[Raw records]
"""

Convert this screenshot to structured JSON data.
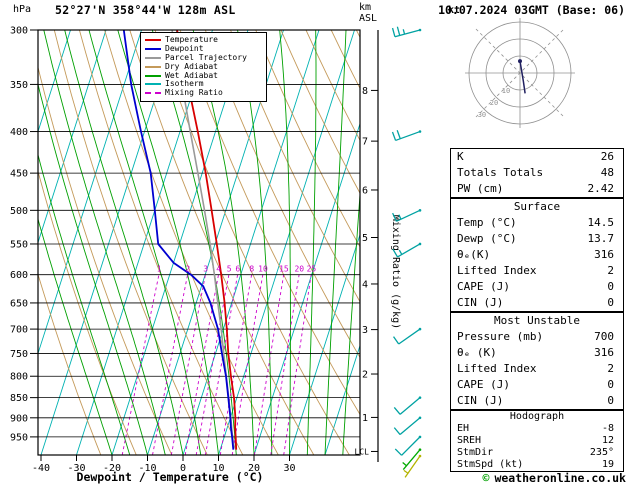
{
  "header": {
    "pressure_unit": "hPa",
    "station": "52°27'N 358°44'W 128m ASL",
    "datetime": "10.07.2024 03GMT (Base: 06)",
    "alt_unit_top": "km",
    "alt_unit_sub": "ASL",
    "copyright_symbol": "©",
    "copyright_text": "weatheronline.co.uk"
  },
  "colors": {
    "temp": "#d80000",
    "dew": "#0000d0",
    "parcel": "#9a9a9a",
    "dry": "#c49a5a",
    "wet": "#00a000",
    "iso": "#00b2b2",
    "mix": "#cc00cc",
    "grid": "#000000",
    "barb": "#00a2a2",
    "barb_low": "#00aa00",
    "barb_sfc": "#b4b400",
    "hodo": "#909090",
    "trace": "#202060",
    "copyright_green": "#00a000"
  },
  "legend": [
    {
      "label": "Temperature",
      "color_key": "temp",
      "dash": "solid"
    },
    {
      "label": "Dewpoint",
      "color_key": "dew",
      "dash": "solid"
    },
    {
      "label": "Parcel Trajectory",
      "color_key": "parcel",
      "dash": "solid"
    },
    {
      "label": "Dry Adiabat",
      "color_key": "dry",
      "dash": "solid"
    },
    {
      "label": "Wet Adiabat",
      "color_key": "wet",
      "dash": "solid"
    },
    {
      "label": "Isotherm",
      "color_key": "iso",
      "dash": "solid"
    },
    {
      "label": "Mixing Ratio",
      "color_key": "mix",
      "dash": "dashed"
    }
  ],
  "axes": {
    "pressure_ticks": [
      300,
      350,
      400,
      450,
      500,
      550,
      600,
      650,
      700,
      750,
      800,
      850,
      900,
      950
    ],
    "temp_ticks": [
      -40,
      -30,
      -20,
      -10,
      0,
      10,
      20,
      30
    ],
    "km_ticks": [
      8,
      7,
      6,
      5,
      4,
      3,
      2,
      1
    ],
    "lcl_label": "LCL",
    "xlabel": "Dewpoint / Temperature (°C)",
    "mixing_label": "Mixing Ratio (g/kg)",
    "mixing_values": [
      1,
      2,
      3,
      4,
      5,
      6,
      8,
      10,
      15,
      20,
      25
    ]
  },
  "chart_data": {
    "type": "line",
    "title": "Skew-T log-P sounding 52°27'N 358°44'W 128m ASL 10.07.2024 03GMT (Base: 06)",
    "x_axis": {
      "label": "Dewpoint / Temperature (°C)",
      "range": [
        -40,
        40
      ]
    },
    "y_axis": {
      "label": "hPa",
      "scale": "log",
      "range": [
        1000,
        300
      ]
    },
    "series": [
      {
        "name": "Parcel Trajectory",
        "color_key": "parcel",
        "width": 1.6,
        "points": [
          [
            985,
            14.5
          ],
          [
            974,
            13.5
          ],
          [
            950,
            12.3
          ],
          [
            900,
            10.1
          ],
          [
            850,
            7.7
          ],
          [
            800,
            5.1
          ],
          [
            750,
            2.3
          ],
          [
            700,
            -0.6
          ],
          [
            650,
            -3.9
          ],
          [
            600,
            -7.4
          ],
          [
            550,
            -11.4
          ],
          [
            500,
            -16.0
          ],
          [
            450,
            -21.2
          ],
          [
            400,
            -27.1
          ],
          [
            350,
            -33.7
          ],
          [
            300,
            -41.4
          ]
        ]
      },
      {
        "name": "Temperature",
        "color_key": "temp",
        "width": 1.8,
        "points": [
          [
            985,
            14.5
          ],
          [
            950,
            13.2
          ],
          [
            925,
            12.2
          ],
          [
            900,
            11.4
          ],
          [
            850,
            9.2
          ],
          [
            800,
            6.4
          ],
          [
            750,
            3.6
          ],
          [
            700,
            1.0
          ],
          [
            650,
            -2.0
          ],
          [
            600,
            -5.5
          ],
          [
            550,
            -9.5
          ],
          [
            500,
            -14.0
          ],
          [
            450,
            -19.0
          ],
          [
            400,
            -25.0
          ],
          [
            350,
            -32.0
          ],
          [
            300,
            -40.0
          ]
        ]
      },
      {
        "name": "Dewpoint",
        "color_key": "dew",
        "width": 1.8,
        "points": [
          [
            985,
            13.7
          ],
          [
            950,
            12.2
          ],
          [
            925,
            11.0
          ],
          [
            900,
            10.0
          ],
          [
            850,
            7.6
          ],
          [
            800,
            5.0
          ],
          [
            750,
            1.8
          ],
          [
            700,
            -1.5
          ],
          [
            650,
            -6.0
          ],
          [
            620,
            -9.5
          ],
          [
            600,
            -14.0
          ],
          [
            580,
            -20.0
          ],
          [
            550,
            -26.0
          ],
          [
            500,
            -30.0
          ],
          [
            450,
            -34.5
          ],
          [
            400,
            -41.0
          ],
          [
            350,
            -48.0
          ],
          [
            300,
            -55.0
          ]
        ]
      }
    ],
    "wind_barbs": [
      {
        "p": 300,
        "speed_kt": 25,
        "dir_deg": 255,
        "color_key": "barb"
      },
      {
        "p": 400,
        "speed_kt": 20,
        "dir_deg": 250,
        "color_key": "barb"
      },
      {
        "p": 500,
        "speed_kt": 15,
        "dir_deg": 245,
        "color_key": "barb"
      },
      {
        "p": 550,
        "speed_kt": 15,
        "dir_deg": 240,
        "color_key": "barb"
      },
      {
        "p": 700,
        "speed_kt": 10,
        "dir_deg": 235,
        "color_key": "barb"
      },
      {
        "p": 850,
        "speed_kt": 10,
        "dir_deg": 230,
        "color_key": "barb"
      },
      {
        "p": 900,
        "speed_kt": 10,
        "dir_deg": 230,
        "color_key": "barb"
      },
      {
        "p": 950,
        "speed_kt": 10,
        "dir_deg": 225,
        "color_key": "barb"
      },
      {
        "p": 985,
        "speed_kt": 5,
        "dir_deg": 220,
        "color_key": "barb_low"
      },
      {
        "p": 1003,
        "speed_kt": 5,
        "dir_deg": 215,
        "color_key": "barb_sfc"
      }
    ]
  },
  "hodograph": {
    "kt_label": "kt",
    "rings_kt": [
      10,
      20,
      30
    ],
    "ring_labels": [
      "10",
      "20",
      "30"
    ],
    "trace_uv_kt": [
      [
        0,
        7
      ],
      [
        1,
        1
      ],
      [
        2,
        -5
      ],
      [
        3,
        -12
      ]
    ]
  },
  "panel": {
    "sections": [
      {
        "id": "indices",
        "title": null,
        "rows": [
          [
            "K",
            "26"
          ],
          [
            "Totals Totals",
            "48"
          ],
          [
            "PW (cm)",
            "2.42"
          ]
        ]
      },
      {
        "id": "surface",
        "title": "Surface",
        "rows": [
          [
            "Temp (°C)",
            "14.5"
          ],
          [
            "Dewp (°C)",
            "13.7"
          ],
          [
            "θₑ(K)",
            "316"
          ],
          [
            "Lifted Index",
            "2"
          ],
          [
            "CAPE (J)",
            "0"
          ],
          [
            "CIN (J)",
            "0"
          ]
        ]
      },
      {
        "id": "most-unstable",
        "title": "Most Unstable",
        "rows": [
          [
            "Pressure (mb)",
            "700"
          ],
          [
            "θₑ (K)",
            "316"
          ],
          [
            "Lifted Index",
            "2"
          ],
          [
            "CAPE (J)",
            "0"
          ],
          [
            "CIN (J)",
            "0"
          ]
        ]
      },
      {
        "id": "hodograph",
        "title": "Hodograph",
        "rows": [
          [
            "EH",
            "-8"
          ],
          [
            "SREH",
            "12"
          ],
          [
            "StmDir",
            "235°"
          ],
          [
            "StmSpd (kt)",
            "19"
          ]
        ]
      }
    ]
  }
}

"""

→ **Exercise description**: Without including the pictures, return each record above exactly as it stands.

→ **Response to this exercise**:
Convert this screenshot to structured JSON data.
{
  "header": {
    "pressure_unit": "hPa",
    "station": "52°27'N 358°44'W 128m ASL",
    "datetime": "10.07.2024 03GMT (Base: 06)",
    "alt_unit_top": "km",
    "alt_unit_sub": "ASL",
    "copyright_symbol": "©",
    "copyright_text": "weatheronline.co.uk"
  },
  "colors": {
    "temp": "#d80000",
    "dew": "#0000d0",
    "parcel": "#9a9a9a",
    "dry": "#c49a5a",
    "wet": "#00a000",
    "iso": "#00b2b2",
    "mix": "#cc00cc",
    "grid": "#000000",
    "barb": "#00a2a2",
    "barb_low": "#00aa00",
    "barb_sfc": "#b4b400",
    "hodo": "#909090",
    "trace": "#202060",
    "copyright_green": "#00a000"
  },
  "legend": [
    {
      "label": "Temperature",
      "color_key": "temp",
      "dash": "solid"
    },
    {
      "label": "Dewpoint",
      "color_key": "dew",
      "dash": "solid"
    },
    {
      "label": "Parcel Trajectory",
      "color_key": "parcel",
      "dash": "solid"
    },
    {
      "label": "Dry Adiabat",
      "color_key": "dry",
      "dash": "solid"
    },
    {
      "label": "Wet Adiabat",
      "color_key": "wet",
      "dash": "solid"
    },
    {
      "label": "Isotherm",
      "color_key": "iso",
      "dash": "solid"
    },
    {
      "label": "Mixing Ratio",
      "color_key": "mix",
      "dash": "dashed"
    }
  ],
  "axes": {
    "pressure_ticks": [
      300,
      350,
      400,
      450,
      500,
      550,
      600,
      650,
      700,
      750,
      800,
      850,
      900,
      950
    ],
    "temp_ticks": [
      -40,
      -30,
      -20,
      -10,
      0,
      10,
      20,
      30
    ],
    "km_ticks": [
      8,
      7,
      6,
      5,
      4,
      3,
      2,
      1
    ],
    "lcl_label": "LCL",
    "xlabel": "Dewpoint / Temperature (°C)",
    "mixing_label": "Mixing Ratio (g/kg)",
    "mixing_values": [
      1,
      2,
      3,
      4,
      5,
      6,
      8,
      10,
      15,
      20,
      25
    ]
  },
  "chart_data": {
    "type": "line",
    "title": "Skew-T log-P sounding 52°27'N 358°44'W 128m ASL 10.07.2024 03GMT (Base: 06)",
    "x_axis": {
      "label": "Dewpoint / Temperature (°C)",
      "range": [
        -40,
        40
      ]
    },
    "y_axis": {
      "label": "hPa",
      "scale": "log",
      "range": [
        1000,
        300
      ]
    },
    "series": [
      {
        "name": "Parcel Trajectory",
        "color_key": "parcel",
        "width": 1.6,
        "points": [
          [
            985,
            14.5
          ],
          [
            974,
            13.5
          ],
          [
            950,
            12.3
          ],
          [
            900,
            10.1
          ],
          [
            850,
            7.7
          ],
          [
            800,
            5.1
          ],
          [
            750,
            2.3
          ],
          [
            700,
            -0.6
          ],
          [
            650,
            -3.9
          ],
          [
            600,
            -7.4
          ],
          [
            550,
            -11.4
          ],
          [
            500,
            -16.0
          ],
          [
            450,
            -21.2
          ],
          [
            400,
            -27.1
          ],
          [
            350,
            -33.7
          ],
          [
            300,
            -41.4
          ]
        ]
      },
      {
        "name": "Temperature",
        "color_key": "temp",
        "width": 1.8,
        "points": [
          [
            985,
            14.5
          ],
          [
            950,
            13.2
          ],
          [
            925,
            12.2
          ],
          [
            900,
            11.4
          ],
          [
            850,
            9.2
          ],
          [
            800,
            6.4
          ],
          [
            750,
            3.6
          ],
          [
            700,
            1.0
          ],
          [
            650,
            -2.0
          ],
          [
            600,
            -5.5
          ],
          [
            550,
            -9.5
          ],
          [
            500,
            -14.0
          ],
          [
            450,
            -19.0
          ],
          [
            400,
            -25.0
          ],
          [
            350,
            -32.0
          ],
          [
            300,
            -40.0
          ]
        ]
      },
      {
        "name": "Dewpoint",
        "color_key": "dew",
        "width": 1.8,
        "points": [
          [
            985,
            13.7
          ],
          [
            950,
            12.2
          ],
          [
            925,
            11.0
          ],
          [
            900,
            10.0
          ],
          [
            850,
            7.6
          ],
          [
            800,
            5.0
          ],
          [
            750,
            1.8
          ],
          [
            700,
            -1.5
          ],
          [
            650,
            -6.0
          ],
          [
            620,
            -9.5
          ],
          [
            600,
            -14.0
          ],
          [
            580,
            -20.0
          ],
          [
            550,
            -26.0
          ],
          [
            500,
            -30.0
          ],
          [
            450,
            -34.5
          ],
          [
            400,
            -41.0
          ],
          [
            350,
            -48.0
          ],
          [
            300,
            -55.0
          ]
        ]
      }
    ],
    "wind_barbs": [
      {
        "p": 300,
        "speed_kt": 25,
        "dir_deg": 255,
        "color_key": "barb"
      },
      {
        "p": 400,
        "speed_kt": 20,
        "dir_deg": 250,
        "color_key": "barb"
      },
      {
        "p": 500,
        "speed_kt": 15,
        "dir_deg": 245,
        "color_key": "barb"
      },
      {
        "p": 550,
        "speed_kt": 15,
        "dir_deg": 240,
        "color_key": "barb"
      },
      {
        "p": 700,
        "speed_kt": 10,
        "dir_deg": 235,
        "color_key": "barb"
      },
      {
        "p": 850,
        "speed_kt": 10,
        "dir_deg": 230,
        "color_key": "barb"
      },
      {
        "p": 900,
        "speed_kt": 10,
        "dir_deg": 230,
        "color_key": "barb"
      },
      {
        "p": 950,
        "speed_kt": 10,
        "dir_deg": 225,
        "color_key": "barb"
      },
      {
        "p": 985,
        "speed_kt": 5,
        "dir_deg": 220,
        "color_key": "barb_low"
      },
      {
        "p": 1003,
        "speed_kt": 5,
        "dir_deg": 215,
        "color_key": "barb_sfc"
      }
    ]
  },
  "hodograph": {
    "kt_label": "kt",
    "rings_kt": [
      10,
      20,
      30
    ],
    "ring_labels": [
      "10",
      "20",
      "30"
    ],
    "trace_uv_kt": [
      [
        0,
        7
      ],
      [
        1,
        1
      ],
      [
        2,
        -5
      ],
      [
        3,
        -12
      ]
    ]
  },
  "panel": {
    "sections": [
      {
        "id": "indices",
        "title": null,
        "rows": [
          [
            "K",
            "26"
          ],
          [
            "Totals Totals",
            "48"
          ],
          [
            "PW (cm)",
            "2.42"
          ]
        ]
      },
      {
        "id": "surface",
        "title": "Surface",
        "rows": [
          [
            "Temp (°C)",
            "14.5"
          ],
          [
            "Dewp (°C)",
            "13.7"
          ],
          [
            "θₑ(K)",
            "316"
          ],
          [
            "Lifted Index",
            "2"
          ],
          [
            "CAPE (J)",
            "0"
          ],
          [
            "CIN (J)",
            "0"
          ]
        ]
      },
      {
        "id": "most-unstable",
        "title": "Most Unstable",
        "rows": [
          [
            "Pressure (mb)",
            "700"
          ],
          [
            "θₑ (K)",
            "316"
          ],
          [
            "Lifted Index",
            "2"
          ],
          [
            "CAPE (J)",
            "0"
          ],
          [
            "CIN (J)",
            "0"
          ]
        ]
      },
      {
        "id": "hodograph",
        "title": "Hodograph",
        "rows": [
          [
            "EH",
            "-8"
          ],
          [
            "SREH",
            "12"
          ],
          [
            "StmDir",
            "235°"
          ],
          [
            "StmSpd (kt)",
            "19"
          ]
        ]
      }
    ]
  }
}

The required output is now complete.